_Problem to solve_
In the abstract on sum-frequency spectroscopy of charged water interfaces, what hidden water species did applying the method to the surfactant-water interface reveal? Please answer in a few words.

Momentum-Dependent Nonlinear Optical Spectroscopy of Charged Aqueous Interfaces

Interfacial hydrogen (H)–bonding network dominates energy transfer and reaction pathway at charged aqueous interfaces. While sum-frequency (SF) spectroscopy is versatile to investigate interfacial systems for its high interface sensitivity, correct SF spectral interpretation on charged water interfaces remains challenging for years. The difficulty arises from the third-order nonlinear optical effect owing to the dc surface field formed by interfacial charges and ions in the electrical diffuse layer. Here we report a momentum-dependent sum-frequency vibrational spectroscopic scheme for extracting the interfacial SF spectra with the third-order effect excluded. Applying the method to a model surfactant-water interface reveals a hidden weakly donor H-bonded water species, suggesting an asymmetric hydration-shell structure of fully solvated surfactant headgroups. In another application to a zwitterionic phosphatidylcholine lipid monolayer–water interface, we find a highly polarized H-bonded water structure associating to the phosphatidylcholine headgroup, and show that the dc-field-induced third-order effect is negligible by experiments. Our all-optic method offers an in situ microscopic probe of electrochemical and biological interfaces.

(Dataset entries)
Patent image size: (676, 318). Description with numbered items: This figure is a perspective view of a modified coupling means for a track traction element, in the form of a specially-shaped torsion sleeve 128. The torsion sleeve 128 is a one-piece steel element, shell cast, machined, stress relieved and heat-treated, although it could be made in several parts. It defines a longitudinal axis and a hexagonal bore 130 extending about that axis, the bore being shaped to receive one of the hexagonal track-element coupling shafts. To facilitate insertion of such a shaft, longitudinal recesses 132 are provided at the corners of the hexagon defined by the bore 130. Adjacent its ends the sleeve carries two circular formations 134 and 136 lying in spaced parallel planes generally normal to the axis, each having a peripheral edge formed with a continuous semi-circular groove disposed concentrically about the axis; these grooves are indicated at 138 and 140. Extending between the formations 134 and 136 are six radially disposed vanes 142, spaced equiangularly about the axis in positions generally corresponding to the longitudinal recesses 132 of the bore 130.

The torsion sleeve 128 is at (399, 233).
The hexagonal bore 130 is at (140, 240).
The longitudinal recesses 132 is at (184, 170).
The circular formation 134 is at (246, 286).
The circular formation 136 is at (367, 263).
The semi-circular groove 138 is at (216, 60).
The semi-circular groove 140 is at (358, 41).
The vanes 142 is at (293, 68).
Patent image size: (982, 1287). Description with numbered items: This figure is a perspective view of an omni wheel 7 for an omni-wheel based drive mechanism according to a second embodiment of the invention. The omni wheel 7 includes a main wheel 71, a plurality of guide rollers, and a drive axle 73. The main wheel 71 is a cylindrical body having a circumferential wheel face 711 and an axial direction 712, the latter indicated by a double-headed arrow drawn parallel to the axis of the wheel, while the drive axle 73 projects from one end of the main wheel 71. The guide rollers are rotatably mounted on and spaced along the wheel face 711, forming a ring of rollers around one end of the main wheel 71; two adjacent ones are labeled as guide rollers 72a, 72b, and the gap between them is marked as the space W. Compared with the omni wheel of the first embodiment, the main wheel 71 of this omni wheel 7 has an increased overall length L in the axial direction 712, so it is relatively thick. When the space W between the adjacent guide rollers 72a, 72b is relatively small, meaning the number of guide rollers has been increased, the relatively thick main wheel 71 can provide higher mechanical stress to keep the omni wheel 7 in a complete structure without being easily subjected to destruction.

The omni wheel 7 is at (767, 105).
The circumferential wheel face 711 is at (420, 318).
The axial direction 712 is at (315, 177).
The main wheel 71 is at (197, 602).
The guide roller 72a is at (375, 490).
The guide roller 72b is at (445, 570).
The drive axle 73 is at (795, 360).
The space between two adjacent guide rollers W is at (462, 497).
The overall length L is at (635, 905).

_Response for this exercise_
A weakly donor H-bonded water species.